Entries with figure data
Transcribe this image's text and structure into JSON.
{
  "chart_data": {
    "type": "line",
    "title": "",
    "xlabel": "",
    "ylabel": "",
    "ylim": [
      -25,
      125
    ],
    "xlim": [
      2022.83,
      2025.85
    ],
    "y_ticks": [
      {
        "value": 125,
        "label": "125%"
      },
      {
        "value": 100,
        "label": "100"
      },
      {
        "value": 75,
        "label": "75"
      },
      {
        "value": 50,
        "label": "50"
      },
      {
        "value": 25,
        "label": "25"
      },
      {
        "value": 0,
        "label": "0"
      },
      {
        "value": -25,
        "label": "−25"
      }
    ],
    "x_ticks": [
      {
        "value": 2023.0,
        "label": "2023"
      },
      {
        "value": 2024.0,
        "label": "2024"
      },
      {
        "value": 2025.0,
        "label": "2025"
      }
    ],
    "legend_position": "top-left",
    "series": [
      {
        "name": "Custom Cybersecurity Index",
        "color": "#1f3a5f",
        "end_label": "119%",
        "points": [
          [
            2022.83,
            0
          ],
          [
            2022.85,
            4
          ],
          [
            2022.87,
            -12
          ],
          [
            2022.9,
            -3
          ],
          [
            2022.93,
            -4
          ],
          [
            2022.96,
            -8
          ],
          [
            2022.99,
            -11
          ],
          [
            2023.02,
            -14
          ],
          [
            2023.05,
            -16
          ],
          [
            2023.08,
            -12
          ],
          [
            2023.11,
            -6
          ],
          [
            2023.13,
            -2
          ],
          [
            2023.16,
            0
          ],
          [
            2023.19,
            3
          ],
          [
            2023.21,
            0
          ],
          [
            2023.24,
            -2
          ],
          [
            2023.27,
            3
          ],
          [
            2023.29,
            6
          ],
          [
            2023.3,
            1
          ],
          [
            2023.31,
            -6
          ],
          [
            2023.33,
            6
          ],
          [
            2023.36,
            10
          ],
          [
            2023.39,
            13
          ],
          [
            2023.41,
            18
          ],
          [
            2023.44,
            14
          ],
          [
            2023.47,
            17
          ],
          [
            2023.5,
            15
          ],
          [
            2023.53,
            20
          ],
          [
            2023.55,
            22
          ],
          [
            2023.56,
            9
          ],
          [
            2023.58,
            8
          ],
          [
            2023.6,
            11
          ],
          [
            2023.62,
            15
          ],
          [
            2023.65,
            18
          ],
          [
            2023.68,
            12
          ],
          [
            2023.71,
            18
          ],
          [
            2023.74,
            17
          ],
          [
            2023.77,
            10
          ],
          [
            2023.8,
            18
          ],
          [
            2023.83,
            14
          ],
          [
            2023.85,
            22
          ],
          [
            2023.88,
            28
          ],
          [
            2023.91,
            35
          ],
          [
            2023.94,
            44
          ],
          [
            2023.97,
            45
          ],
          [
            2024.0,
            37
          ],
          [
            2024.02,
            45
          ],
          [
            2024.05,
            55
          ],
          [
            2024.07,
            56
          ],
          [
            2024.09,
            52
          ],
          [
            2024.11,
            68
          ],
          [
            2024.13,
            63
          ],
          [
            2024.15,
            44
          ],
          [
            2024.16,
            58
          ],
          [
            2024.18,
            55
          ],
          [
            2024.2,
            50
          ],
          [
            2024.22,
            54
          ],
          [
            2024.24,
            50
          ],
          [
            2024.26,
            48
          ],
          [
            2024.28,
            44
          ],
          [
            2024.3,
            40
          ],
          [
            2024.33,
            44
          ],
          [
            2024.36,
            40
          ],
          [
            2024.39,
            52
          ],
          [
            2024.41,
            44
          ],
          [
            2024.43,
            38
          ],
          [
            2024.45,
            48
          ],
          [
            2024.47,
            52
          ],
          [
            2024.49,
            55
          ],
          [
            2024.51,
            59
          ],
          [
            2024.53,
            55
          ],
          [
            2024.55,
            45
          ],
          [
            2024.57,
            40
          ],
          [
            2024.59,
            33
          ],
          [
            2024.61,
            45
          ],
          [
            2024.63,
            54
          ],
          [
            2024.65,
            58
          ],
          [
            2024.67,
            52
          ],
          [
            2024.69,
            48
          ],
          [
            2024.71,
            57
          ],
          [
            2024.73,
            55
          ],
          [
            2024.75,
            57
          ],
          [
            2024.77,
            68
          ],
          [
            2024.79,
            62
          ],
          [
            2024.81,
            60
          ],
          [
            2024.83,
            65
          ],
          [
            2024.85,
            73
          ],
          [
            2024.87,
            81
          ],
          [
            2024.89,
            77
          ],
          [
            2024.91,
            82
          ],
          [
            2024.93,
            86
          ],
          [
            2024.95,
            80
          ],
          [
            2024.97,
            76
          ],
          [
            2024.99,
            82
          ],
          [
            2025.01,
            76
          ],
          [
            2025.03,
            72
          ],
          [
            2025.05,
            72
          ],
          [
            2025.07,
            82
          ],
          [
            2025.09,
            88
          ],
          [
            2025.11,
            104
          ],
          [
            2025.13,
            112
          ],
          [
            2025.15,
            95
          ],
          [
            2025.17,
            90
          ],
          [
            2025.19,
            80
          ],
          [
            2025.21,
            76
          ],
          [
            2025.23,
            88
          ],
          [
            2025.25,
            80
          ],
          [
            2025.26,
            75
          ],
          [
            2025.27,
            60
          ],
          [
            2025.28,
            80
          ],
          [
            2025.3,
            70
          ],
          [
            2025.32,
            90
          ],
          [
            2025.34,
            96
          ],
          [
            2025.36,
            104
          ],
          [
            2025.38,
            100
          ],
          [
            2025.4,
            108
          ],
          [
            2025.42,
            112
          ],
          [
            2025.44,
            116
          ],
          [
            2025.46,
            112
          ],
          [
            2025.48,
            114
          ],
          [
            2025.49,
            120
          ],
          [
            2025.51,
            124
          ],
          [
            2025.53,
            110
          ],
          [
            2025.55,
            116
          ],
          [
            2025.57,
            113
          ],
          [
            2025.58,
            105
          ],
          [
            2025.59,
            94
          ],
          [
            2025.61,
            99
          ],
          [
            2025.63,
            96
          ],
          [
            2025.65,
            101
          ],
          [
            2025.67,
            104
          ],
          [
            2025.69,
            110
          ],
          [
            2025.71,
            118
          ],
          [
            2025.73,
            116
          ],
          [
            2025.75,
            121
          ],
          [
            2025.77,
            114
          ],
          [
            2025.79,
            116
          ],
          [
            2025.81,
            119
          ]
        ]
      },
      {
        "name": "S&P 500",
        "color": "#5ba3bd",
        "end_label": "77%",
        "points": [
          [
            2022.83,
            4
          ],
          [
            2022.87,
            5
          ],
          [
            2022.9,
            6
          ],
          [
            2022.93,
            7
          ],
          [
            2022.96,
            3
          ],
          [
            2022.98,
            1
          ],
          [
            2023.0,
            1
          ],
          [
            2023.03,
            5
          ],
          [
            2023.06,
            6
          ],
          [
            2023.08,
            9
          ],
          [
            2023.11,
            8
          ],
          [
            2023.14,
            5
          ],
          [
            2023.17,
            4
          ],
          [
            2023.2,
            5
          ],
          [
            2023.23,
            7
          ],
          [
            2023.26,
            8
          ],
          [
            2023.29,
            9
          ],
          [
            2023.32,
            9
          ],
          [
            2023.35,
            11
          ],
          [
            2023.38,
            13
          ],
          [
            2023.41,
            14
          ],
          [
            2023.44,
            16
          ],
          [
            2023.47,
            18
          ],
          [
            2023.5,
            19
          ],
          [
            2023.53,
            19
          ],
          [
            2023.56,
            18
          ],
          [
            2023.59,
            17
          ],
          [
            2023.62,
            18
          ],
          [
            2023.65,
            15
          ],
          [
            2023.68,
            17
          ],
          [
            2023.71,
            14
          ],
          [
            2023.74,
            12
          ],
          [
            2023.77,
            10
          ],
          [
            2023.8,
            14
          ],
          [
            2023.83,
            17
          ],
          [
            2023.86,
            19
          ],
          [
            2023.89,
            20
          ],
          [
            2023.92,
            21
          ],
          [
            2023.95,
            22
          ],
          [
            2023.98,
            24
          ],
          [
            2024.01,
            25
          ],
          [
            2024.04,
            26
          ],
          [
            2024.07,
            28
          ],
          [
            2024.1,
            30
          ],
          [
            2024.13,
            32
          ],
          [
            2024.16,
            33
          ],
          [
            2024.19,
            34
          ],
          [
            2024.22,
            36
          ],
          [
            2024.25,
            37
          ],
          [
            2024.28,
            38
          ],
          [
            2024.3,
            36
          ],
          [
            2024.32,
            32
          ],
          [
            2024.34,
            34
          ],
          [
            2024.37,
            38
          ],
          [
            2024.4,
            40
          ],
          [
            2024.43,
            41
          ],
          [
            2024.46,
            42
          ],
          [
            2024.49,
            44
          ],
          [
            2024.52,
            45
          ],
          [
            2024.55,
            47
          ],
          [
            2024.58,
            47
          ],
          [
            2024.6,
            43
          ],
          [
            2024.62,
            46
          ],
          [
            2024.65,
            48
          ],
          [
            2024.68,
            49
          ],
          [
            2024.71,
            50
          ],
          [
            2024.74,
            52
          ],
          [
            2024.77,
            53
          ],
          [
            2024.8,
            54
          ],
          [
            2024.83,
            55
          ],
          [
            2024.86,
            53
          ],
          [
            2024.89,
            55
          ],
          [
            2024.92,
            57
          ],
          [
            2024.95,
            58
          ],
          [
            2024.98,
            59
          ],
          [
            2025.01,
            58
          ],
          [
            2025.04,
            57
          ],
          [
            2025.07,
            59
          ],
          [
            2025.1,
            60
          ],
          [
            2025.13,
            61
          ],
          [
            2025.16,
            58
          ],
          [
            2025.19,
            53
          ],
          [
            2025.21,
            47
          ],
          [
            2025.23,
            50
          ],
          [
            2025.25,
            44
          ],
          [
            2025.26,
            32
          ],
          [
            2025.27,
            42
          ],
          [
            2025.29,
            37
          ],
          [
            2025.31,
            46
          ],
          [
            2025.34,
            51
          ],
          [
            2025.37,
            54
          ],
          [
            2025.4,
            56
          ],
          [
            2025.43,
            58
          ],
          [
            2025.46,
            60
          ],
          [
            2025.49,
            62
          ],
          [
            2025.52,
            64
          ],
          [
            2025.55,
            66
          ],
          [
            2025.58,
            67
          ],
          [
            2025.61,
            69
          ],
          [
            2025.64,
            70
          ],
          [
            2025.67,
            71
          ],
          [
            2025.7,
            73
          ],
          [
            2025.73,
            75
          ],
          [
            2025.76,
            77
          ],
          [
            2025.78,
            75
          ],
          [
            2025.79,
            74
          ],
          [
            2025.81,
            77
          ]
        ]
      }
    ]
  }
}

## Goal of the exercise
Every line holding "name" should be copied out.

## Result
        "name": "Custom Cybersecurity Index",
        "name": "S&P 500",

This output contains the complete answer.